▶ [Instructions to follow]:
Quote the lines of the data below verbatim, leaving out any pictures.

(Boxed element entries)
--- START ---

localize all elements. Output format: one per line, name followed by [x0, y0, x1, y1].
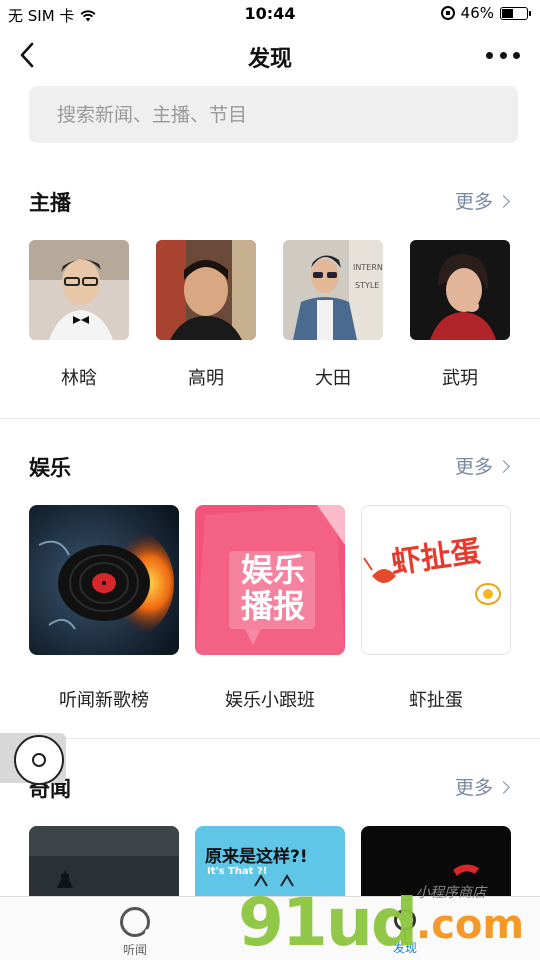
discover-pin-icon [394, 909, 416, 940]
news-card-3[interactable] [361, 826, 511, 896]
tab-label: 发现 [392, 941, 417, 955]
more-label: 更多 [454, 191, 493, 213]
dot-icon [486, 51, 493, 59]
cover-text-report: 娱乐播报 [240, 551, 305, 625]
more-label: 更多 [454, 777, 493, 799]
anchors-more-link[interactable]: 更多 [454, 187, 510, 214]
disc-icon[interactable] [14, 735, 64, 785]
chevron-right-icon [497, 194, 510, 208]
news-more-link[interactable]: 更多 [454, 773, 510, 800]
rotation-lock-icon [440, 6, 455, 20]
anchor-avatar-3[interactable]: INTERNA STYLE [283, 240, 383, 340]
program-card-1[interactable] [29, 505, 179, 655]
page-title: 发现 [247, 47, 292, 72]
battery-icon [500, 6, 531, 20]
anchor-avatar-2[interactable] [156, 240, 256, 340]
entertainment-more-link[interactable]: 更多 [454, 452, 510, 479]
anchor-name: 林晗 [61, 368, 97, 389]
avatar-photo [410, 240, 510, 340]
avatar-photo: INTERNA STYLE [283, 240, 383, 340]
anchor-name: 高明 [188, 368, 224, 389]
svg-text:INTERNA: INTERNA [353, 263, 383, 272]
dot-icon [513, 51, 520, 59]
tab-discover[interactable]: 发现 [365, 903, 445, 956]
news-cover-subtitle: It's That ?! [207, 866, 268, 877]
section-title-anchors: 主播 [29, 191, 71, 215]
status-right: 46% [440, 4, 531, 22]
more-options-button[interactable] [486, 43, 520, 67]
program-name: 娱乐小跟班 [225, 690, 315, 711]
floating-player[interactable] [0, 733, 66, 785]
search-input[interactable] [29, 86, 518, 143]
avatar-photo [156, 240, 256, 340]
dot-icon [499, 51, 507, 59]
chevron-right-icon [497, 780, 510, 794]
news-cover-image [361, 826, 511, 896]
svg-text:STYLE: STYLE [355, 281, 379, 290]
chevron-right-icon [497, 459, 510, 473]
anchor-avatar-1[interactable] [29, 240, 129, 340]
anchor-name: 大田 [315, 368, 351, 389]
news-cover-title: 原来是这样?! [205, 847, 308, 867]
program-name: 听闻新歌榜 [59, 690, 149, 711]
news-card-1[interactable] [29, 826, 179, 896]
anchor-name: 武玥 [442, 368, 478, 389]
section-divider [0, 418, 540, 419]
nav-bar: 发现 [0, 28, 540, 82]
vinyl-cover-image [29, 505, 179, 655]
search-bar[interactable] [29, 86, 518, 143]
program-card-3[interactable] [361, 505, 511, 655]
status-bar: 无 SIM 卡 10:44 46% [0, 0, 540, 28]
news-cover-image [29, 826, 179, 896]
shrimp-egg-cover [362, 506, 510, 654]
avatar-photo [29, 240, 129, 340]
anchor-avatar-4[interactable] [410, 240, 510, 340]
tab-listen[interactable]: 听闻 [95, 903, 175, 958]
battery-percent: 46% [460, 4, 494, 22]
more-label: 更多 [454, 456, 493, 478]
tab-label: 听闻 [122, 943, 147, 957]
section-title-entertainment: 娱乐 [29, 456, 71, 480]
listen-ring-icon [120, 907, 151, 937]
section-divider [0, 738, 540, 739]
tab-bar: 听闻 发现 [0, 896, 540, 960]
program-name: 虾扯蛋 [409, 690, 463, 711]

--- END ---

▶ [Full output]:
localize all elements. Output format: one per line, name followed by [x0, y0, x1, y1].
discover-pin-icon [394, 909, 416, 940]
news-card-3[interactable] [361, 826, 511, 896]
tab-label: 发现 [392, 941, 417, 955]
more-label: 更多 [454, 191, 493, 213]
dot-icon [486, 51, 493, 59]
cover-text-report: 娱乐播报 [240, 551, 305, 625]
more-label: 更多 [454, 777, 493, 799]
anchors-more-link[interactable]: 更多 [454, 187, 510, 214]
disc-icon[interactable] [14, 735, 64, 785]
chevron-right-icon [497, 194, 510, 208]
news-more-link[interactable]: 更多 [454, 773, 510, 800]
rotation-lock-icon [440, 6, 455, 20]
anchor-avatar-3[interactable]: INTERNA STYLE [283, 240, 383, 340]
program-card-1[interactable] [29, 505, 179, 655]
page-title: 发现 [247, 47, 292, 72]
battery-icon [500, 6, 531, 20]
anchor-avatar-2[interactable] [156, 240, 256, 340]
entertainment-more-link[interactable]: 更多 [454, 452, 510, 479]
anchor-name: 林晗 [61, 368, 97, 389]
avatar-photo [410, 240, 510, 340]
avatar-photo: INTERNA STYLE [283, 240, 383, 340]
anchor-name: 高明 [188, 368, 224, 389]
svg-text:INTERNA: INTERNA [353, 263, 383, 272]
dot-icon [513, 51, 520, 59]
tab-discover[interactable]: 发现 [365, 903, 445, 956]
news-cover-subtitle: It's That ?! [207, 866, 268, 877]
section-title-anchors: 主播 [29, 191, 71, 215]
status-right: 46% [440, 4, 531, 22]
more-options-button[interactable] [486, 43, 520, 67]
program-name: 娱乐小跟班 [225, 690, 315, 711]
floating-player[interactable] [0, 733, 66, 785]
search-input[interactable] [29, 86, 518, 143]
avatar-photo [156, 240, 256, 340]
dot-icon [499, 51, 507, 59]
chevron-right-icon [497, 780, 510, 794]
news-cover-image [361, 826, 511, 896]
svg-text:STYLE: STYLE [355, 281, 379, 290]
chevron-right-icon [497, 459, 510, 473]
anchor-avatar-1[interactable] [29, 240, 129, 340]
anchor-name: 大田 [315, 368, 351, 389]
news-cover-title: 原来是这样?! [205, 847, 308, 867]
program-name: 听闻新歌榜 [59, 690, 149, 711]
news-card-1[interactable] [29, 826, 179, 896]
anchor-name: 武玥 [442, 368, 478, 389]
section-divider [0, 418, 540, 419]
nav-bar: 发现 [0, 28, 540, 82]
vinyl-cover-image [29, 505, 179, 655]
search-bar[interactable] [29, 86, 518, 143]
program-card-3[interactable] [361, 505, 511, 655]
status-bar: 无 SIM 卡 10:44 46% [0, 0, 540, 28]
news-cover-image [29, 826, 179, 896]
shrimp-egg-cover [362, 506, 510, 654]
avatar-photo [29, 240, 129, 340]
anchor-avatar-4[interactable] [410, 240, 510, 340]
tab-listen[interactable]: 听闻 [95, 903, 175, 958]
battery-percent: 46% [460, 4, 494, 22]
more-label: 更多 [454, 456, 493, 478]
tab-label: 听闻 [122, 943, 147, 957]
section-title-entertainment: 娱乐 [29, 456, 71, 480]
listen-ring-icon [120, 907, 151, 937]
section-divider [0, 738, 540, 739]
tab-bar: 听闻 发现 [0, 896, 540, 960]
program-name: 虾扯蛋 [409, 690, 463, 711]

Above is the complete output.